■ Required task: Note each line where "property" appears, and copy it.

BEGIN Extracted entries

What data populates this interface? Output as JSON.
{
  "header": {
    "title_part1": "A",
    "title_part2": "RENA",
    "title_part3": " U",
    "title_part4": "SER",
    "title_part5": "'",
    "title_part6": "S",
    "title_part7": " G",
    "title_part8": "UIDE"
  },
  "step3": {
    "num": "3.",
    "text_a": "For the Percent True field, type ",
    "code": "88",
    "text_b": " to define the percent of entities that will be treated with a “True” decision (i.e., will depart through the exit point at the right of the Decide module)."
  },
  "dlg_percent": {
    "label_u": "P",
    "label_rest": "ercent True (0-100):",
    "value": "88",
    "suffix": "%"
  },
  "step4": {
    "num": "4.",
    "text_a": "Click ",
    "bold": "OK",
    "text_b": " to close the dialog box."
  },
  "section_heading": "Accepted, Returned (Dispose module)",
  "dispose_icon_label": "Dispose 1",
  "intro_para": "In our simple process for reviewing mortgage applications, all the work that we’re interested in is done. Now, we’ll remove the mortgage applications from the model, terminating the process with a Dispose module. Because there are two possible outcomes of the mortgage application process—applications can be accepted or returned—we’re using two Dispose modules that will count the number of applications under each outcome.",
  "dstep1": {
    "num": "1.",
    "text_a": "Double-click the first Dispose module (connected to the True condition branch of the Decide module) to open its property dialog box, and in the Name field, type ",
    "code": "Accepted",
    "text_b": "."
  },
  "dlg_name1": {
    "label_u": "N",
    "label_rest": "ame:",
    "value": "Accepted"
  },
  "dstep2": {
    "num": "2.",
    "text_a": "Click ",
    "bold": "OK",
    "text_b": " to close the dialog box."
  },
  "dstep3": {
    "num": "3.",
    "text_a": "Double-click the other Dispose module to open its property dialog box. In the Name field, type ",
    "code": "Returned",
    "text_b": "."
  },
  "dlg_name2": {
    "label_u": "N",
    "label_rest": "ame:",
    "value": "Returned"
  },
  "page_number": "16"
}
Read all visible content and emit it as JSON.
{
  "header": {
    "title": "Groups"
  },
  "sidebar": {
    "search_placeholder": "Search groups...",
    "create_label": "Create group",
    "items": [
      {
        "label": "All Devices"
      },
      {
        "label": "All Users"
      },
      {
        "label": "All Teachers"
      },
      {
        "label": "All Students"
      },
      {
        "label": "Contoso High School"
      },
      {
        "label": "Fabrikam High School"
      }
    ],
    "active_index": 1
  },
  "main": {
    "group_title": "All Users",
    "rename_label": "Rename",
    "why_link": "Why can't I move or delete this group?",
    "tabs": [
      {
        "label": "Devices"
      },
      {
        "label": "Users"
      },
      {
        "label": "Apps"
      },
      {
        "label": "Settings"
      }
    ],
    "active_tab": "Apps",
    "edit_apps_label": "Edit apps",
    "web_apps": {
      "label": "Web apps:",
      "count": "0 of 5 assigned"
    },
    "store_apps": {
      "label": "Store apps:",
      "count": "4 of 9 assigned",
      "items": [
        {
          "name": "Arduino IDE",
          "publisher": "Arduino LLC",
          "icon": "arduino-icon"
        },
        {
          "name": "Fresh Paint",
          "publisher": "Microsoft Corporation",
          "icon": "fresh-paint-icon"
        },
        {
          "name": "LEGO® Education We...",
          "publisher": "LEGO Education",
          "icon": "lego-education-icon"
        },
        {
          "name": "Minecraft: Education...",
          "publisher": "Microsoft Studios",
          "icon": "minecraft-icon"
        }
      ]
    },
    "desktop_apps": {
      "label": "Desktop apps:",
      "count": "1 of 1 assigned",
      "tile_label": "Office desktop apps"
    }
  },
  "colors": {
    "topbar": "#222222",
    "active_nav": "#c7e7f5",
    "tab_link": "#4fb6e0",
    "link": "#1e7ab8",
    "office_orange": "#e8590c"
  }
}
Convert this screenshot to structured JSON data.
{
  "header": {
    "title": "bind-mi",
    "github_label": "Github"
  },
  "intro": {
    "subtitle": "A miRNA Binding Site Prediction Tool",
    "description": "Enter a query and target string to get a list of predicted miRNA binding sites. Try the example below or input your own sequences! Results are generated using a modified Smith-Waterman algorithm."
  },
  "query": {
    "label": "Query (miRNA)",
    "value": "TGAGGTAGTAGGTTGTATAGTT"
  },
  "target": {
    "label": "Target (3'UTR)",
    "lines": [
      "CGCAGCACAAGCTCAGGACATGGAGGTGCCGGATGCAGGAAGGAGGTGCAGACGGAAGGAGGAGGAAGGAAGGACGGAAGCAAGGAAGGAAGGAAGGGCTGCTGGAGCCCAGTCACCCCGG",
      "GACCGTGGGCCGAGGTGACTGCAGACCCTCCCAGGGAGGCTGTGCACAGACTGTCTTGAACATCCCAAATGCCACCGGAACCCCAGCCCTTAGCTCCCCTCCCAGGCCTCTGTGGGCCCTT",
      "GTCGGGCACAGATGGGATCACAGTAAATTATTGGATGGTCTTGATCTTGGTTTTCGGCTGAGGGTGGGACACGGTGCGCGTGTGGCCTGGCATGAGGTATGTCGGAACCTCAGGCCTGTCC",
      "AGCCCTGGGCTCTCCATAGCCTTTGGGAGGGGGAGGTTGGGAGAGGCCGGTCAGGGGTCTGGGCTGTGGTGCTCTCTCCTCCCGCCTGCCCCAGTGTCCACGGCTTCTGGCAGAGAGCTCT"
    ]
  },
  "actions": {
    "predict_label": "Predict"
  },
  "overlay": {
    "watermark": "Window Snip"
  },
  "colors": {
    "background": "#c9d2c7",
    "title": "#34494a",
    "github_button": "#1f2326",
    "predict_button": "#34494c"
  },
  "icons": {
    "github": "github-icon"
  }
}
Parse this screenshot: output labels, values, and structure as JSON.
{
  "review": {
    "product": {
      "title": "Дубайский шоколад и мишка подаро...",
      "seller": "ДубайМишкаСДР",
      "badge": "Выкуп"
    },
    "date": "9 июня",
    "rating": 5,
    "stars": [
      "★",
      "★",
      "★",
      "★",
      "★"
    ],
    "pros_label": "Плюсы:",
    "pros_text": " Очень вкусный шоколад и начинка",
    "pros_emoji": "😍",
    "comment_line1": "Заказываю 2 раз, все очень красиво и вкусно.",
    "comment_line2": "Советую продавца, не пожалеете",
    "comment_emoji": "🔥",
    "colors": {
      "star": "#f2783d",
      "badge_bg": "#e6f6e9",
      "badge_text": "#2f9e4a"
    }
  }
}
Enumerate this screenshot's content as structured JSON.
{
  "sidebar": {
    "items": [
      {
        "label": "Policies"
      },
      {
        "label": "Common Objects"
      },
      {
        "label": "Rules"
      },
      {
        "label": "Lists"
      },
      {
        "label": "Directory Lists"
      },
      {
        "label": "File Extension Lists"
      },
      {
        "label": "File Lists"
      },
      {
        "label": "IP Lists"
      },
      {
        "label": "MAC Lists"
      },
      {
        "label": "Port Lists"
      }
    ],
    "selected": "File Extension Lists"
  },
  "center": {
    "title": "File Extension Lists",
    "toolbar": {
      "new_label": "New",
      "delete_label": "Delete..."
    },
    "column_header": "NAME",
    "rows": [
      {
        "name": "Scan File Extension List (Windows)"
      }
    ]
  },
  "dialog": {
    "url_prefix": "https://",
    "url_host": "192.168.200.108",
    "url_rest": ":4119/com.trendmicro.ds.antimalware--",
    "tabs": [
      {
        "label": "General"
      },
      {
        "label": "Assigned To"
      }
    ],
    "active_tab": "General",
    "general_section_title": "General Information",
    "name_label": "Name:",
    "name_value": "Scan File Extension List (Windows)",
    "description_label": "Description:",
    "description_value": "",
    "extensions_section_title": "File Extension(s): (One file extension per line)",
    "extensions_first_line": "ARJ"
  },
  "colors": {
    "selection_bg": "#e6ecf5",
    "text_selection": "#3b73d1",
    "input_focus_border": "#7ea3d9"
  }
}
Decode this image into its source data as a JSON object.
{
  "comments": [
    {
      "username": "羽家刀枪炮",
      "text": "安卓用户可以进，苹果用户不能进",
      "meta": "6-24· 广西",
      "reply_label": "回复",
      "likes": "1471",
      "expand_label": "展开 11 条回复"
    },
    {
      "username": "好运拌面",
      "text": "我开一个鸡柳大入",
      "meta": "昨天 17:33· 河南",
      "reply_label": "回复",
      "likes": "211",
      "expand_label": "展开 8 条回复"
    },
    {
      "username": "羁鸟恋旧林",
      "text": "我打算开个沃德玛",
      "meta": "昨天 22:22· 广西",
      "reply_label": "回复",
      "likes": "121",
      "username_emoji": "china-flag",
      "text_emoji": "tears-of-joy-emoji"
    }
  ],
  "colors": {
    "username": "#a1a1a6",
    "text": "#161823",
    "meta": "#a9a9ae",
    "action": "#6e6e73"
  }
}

END Extracted entries

■ Finished task:
    "text_a": "Double-click the first Dispose module (connected to the True condition branch of the Decide module) to open its property dialog box, and in the Name field, type ",
    "text_a": "Double-click the other Dispose module to open its property dialog box. In the Name field, type ",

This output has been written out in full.